### GIVEN INSTRUCTION
Copy out the records word for word, from the start through the line containing "contour-label: 16 bbox=[80, 258, 92, 267]".

Element region listings
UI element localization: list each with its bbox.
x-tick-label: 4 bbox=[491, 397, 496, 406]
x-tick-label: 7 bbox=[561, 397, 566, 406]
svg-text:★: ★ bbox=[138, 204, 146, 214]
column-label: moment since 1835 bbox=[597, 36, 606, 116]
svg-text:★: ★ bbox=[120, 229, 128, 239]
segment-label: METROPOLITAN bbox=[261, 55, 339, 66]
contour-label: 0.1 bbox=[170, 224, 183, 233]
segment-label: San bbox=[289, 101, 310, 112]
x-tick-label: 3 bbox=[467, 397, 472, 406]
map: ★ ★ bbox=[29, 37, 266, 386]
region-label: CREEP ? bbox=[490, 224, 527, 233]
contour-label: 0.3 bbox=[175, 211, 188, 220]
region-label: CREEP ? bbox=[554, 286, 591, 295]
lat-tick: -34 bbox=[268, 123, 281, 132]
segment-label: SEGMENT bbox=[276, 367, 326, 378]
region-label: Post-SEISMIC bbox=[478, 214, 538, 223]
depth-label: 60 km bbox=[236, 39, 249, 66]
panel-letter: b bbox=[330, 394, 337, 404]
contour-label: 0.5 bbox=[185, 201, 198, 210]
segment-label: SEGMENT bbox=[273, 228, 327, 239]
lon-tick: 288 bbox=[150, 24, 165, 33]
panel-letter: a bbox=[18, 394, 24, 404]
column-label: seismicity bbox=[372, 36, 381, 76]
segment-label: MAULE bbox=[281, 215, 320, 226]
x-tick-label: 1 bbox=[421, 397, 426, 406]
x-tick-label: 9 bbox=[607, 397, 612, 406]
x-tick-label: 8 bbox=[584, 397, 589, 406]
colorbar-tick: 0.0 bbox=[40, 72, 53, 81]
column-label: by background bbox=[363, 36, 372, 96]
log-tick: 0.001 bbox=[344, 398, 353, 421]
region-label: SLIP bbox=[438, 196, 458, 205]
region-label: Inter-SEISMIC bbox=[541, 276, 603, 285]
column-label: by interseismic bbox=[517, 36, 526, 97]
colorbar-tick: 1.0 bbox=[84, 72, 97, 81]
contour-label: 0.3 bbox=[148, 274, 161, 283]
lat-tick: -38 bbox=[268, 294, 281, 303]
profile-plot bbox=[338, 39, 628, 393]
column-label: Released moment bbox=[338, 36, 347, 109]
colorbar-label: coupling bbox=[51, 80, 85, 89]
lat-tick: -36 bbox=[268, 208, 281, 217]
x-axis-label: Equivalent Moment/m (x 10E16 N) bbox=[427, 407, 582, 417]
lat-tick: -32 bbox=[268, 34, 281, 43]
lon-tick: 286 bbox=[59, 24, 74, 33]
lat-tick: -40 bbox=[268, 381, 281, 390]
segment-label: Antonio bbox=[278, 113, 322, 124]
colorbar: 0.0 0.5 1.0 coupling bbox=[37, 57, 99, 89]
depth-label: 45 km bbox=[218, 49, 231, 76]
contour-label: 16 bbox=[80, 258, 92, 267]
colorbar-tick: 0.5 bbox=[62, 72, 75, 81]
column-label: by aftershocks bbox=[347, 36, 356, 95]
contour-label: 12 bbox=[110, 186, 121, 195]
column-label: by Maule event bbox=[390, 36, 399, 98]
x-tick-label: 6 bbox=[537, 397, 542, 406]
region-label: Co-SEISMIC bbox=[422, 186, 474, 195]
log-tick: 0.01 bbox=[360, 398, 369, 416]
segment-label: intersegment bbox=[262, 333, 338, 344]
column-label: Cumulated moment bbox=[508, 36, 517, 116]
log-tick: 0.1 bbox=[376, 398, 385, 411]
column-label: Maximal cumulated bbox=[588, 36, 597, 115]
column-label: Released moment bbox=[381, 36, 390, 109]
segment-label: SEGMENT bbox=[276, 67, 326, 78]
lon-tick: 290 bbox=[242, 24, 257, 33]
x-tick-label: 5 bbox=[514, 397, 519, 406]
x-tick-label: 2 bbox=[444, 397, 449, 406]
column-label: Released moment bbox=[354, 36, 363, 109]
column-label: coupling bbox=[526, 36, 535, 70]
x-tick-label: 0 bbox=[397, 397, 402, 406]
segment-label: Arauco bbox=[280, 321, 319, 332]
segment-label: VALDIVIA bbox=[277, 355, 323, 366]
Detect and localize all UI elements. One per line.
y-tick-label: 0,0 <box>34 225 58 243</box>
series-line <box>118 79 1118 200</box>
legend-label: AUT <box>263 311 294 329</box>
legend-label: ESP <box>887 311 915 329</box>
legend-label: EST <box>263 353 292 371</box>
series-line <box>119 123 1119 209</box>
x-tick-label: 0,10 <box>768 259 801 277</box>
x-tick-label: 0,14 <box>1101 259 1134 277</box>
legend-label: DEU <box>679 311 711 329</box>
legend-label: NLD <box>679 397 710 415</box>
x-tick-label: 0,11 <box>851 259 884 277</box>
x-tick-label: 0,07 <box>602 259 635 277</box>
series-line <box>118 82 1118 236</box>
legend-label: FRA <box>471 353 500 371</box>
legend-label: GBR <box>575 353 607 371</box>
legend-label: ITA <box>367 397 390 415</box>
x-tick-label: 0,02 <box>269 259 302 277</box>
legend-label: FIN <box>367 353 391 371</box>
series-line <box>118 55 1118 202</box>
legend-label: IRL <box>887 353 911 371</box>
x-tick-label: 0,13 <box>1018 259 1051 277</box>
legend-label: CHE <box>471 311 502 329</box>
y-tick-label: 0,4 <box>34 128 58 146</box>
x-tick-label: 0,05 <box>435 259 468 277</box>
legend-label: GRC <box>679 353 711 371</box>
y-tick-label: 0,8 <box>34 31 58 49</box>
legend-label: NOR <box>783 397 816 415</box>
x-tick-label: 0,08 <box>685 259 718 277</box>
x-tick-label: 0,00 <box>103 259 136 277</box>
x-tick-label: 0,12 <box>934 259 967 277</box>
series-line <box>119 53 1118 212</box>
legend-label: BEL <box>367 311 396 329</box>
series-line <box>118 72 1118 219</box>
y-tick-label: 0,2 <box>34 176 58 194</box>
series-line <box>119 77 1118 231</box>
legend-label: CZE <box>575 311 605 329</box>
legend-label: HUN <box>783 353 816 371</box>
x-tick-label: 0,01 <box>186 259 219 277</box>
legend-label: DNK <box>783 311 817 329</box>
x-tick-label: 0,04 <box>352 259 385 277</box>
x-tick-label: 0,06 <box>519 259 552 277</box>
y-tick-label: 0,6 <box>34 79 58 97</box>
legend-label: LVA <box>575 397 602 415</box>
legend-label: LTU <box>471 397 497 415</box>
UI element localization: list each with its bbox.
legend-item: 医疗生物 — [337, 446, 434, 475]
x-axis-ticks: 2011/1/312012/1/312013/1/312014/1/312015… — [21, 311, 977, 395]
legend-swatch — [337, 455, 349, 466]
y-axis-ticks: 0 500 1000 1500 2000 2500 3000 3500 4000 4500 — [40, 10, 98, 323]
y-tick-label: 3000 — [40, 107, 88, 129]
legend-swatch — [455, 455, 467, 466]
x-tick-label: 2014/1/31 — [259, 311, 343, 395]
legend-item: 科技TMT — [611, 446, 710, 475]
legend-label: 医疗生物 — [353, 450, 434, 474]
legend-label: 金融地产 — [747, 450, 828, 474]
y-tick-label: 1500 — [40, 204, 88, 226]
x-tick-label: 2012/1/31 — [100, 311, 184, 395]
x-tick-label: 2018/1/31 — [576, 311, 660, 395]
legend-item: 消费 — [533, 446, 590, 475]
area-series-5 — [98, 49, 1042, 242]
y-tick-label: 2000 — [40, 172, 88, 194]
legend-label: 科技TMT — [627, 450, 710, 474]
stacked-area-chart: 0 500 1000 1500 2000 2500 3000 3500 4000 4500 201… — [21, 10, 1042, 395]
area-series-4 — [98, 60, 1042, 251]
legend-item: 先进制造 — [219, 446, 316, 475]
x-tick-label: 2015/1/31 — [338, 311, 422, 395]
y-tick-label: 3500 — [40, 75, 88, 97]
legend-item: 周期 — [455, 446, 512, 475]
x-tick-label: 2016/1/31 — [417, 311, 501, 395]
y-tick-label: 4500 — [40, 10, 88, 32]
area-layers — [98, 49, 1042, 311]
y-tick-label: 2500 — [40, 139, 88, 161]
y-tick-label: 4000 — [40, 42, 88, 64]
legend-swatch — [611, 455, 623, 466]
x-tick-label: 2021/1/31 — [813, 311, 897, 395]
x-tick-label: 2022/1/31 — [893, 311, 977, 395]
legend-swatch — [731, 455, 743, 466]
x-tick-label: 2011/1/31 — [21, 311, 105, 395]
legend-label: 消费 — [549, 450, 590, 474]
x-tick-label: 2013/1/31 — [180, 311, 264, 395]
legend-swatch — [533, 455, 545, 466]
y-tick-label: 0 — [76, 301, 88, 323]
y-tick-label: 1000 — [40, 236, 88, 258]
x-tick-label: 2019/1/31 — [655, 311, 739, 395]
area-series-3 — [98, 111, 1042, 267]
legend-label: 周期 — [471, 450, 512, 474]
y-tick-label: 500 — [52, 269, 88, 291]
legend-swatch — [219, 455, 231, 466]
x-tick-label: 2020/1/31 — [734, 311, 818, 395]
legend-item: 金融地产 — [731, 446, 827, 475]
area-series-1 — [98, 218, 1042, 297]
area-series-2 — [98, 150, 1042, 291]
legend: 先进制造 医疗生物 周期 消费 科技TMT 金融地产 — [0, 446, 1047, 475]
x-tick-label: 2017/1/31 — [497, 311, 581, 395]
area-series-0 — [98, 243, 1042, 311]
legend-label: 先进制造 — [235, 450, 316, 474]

### ANSWER FOR THE TASK
UI element localization: list each with its bbox.
x-tick-label: 4 bbox=[491, 397, 496, 406]
x-tick-label: 7 bbox=[561, 397, 566, 406]
svg-text:★: ★ bbox=[138, 204, 146, 214]
column-label: moment since 1835 bbox=[597, 36, 606, 116]
svg-text:★: ★ bbox=[120, 229, 128, 239]
segment-label: METROPOLITAN bbox=[261, 55, 339, 66]
contour-label: 0.1 bbox=[170, 224, 183, 233]
segment-label: San bbox=[289, 101, 310, 112]
x-tick-label: 3 bbox=[467, 397, 472, 406]
map: ★ ★ bbox=[29, 37, 266, 386]
region-label: CREEP ? bbox=[490, 224, 527, 233]
contour-label: 0.3 bbox=[175, 211, 188, 220]
region-label: CREEP ? bbox=[554, 286, 591, 295]
lat-tick: -34 bbox=[268, 123, 281, 132]
segment-label: SEGMENT bbox=[276, 367, 326, 378]
region-label: Post-SEISMIC bbox=[478, 214, 538, 223]
depth-label: 60 km bbox=[236, 39, 249, 66]
panel-letter: b bbox=[330, 394, 337, 404]
contour-label: 0.5 bbox=[185, 201, 198, 210]
segment-label: SEGMENT bbox=[273, 228, 327, 239]
lon-tick: 288 bbox=[150, 24, 165, 33]
panel-letter: a bbox=[18, 394, 24, 404]
column-label: seismicity bbox=[372, 36, 381, 76]
segment-label: MAULE bbox=[281, 215, 320, 226]
x-tick-label: 1 bbox=[421, 397, 426, 406]
x-tick-label: 9 bbox=[607, 397, 612, 406]
x-tick-label: 8 bbox=[584, 397, 589, 406]
colorbar-tick: 0.0 bbox=[40, 72, 53, 81]
column-label: by background bbox=[363, 36, 372, 96]
log-tick: 0.001 bbox=[344, 398, 353, 421]
region-label: SLIP bbox=[438, 196, 458, 205]
region-label: Inter-SEISMIC bbox=[541, 276, 603, 285]
column-label: by interseismic bbox=[517, 36, 526, 97]
colorbar-tick: 1.0 bbox=[84, 72, 97, 81]
contour-label: 0.3 bbox=[148, 274, 161, 283]
lat-tick: -38 bbox=[268, 294, 281, 303]
profile-plot bbox=[338, 39, 628, 393]
column-label: Released moment bbox=[338, 36, 347, 109]
colorbar-label: coupling bbox=[51, 80, 85, 89]
lat-tick: -36 bbox=[268, 208, 281, 217]
x-axis-label: Equivalent Moment/m (x 10E16 N) bbox=[427, 407, 582, 417]
lat-tick: -32 bbox=[268, 34, 281, 43]
lon-tick: 286 bbox=[59, 24, 74, 33]
lat-tick: -40 bbox=[268, 381, 281, 390]
segment-label: Antonio bbox=[278, 113, 322, 124]
colorbar: 0.0 0.5 1.0 coupling bbox=[37, 57, 99, 89]
depth-label: 45 km bbox=[218, 49, 231, 76]
contour-label: 16 bbox=[80, 258, 92, 267]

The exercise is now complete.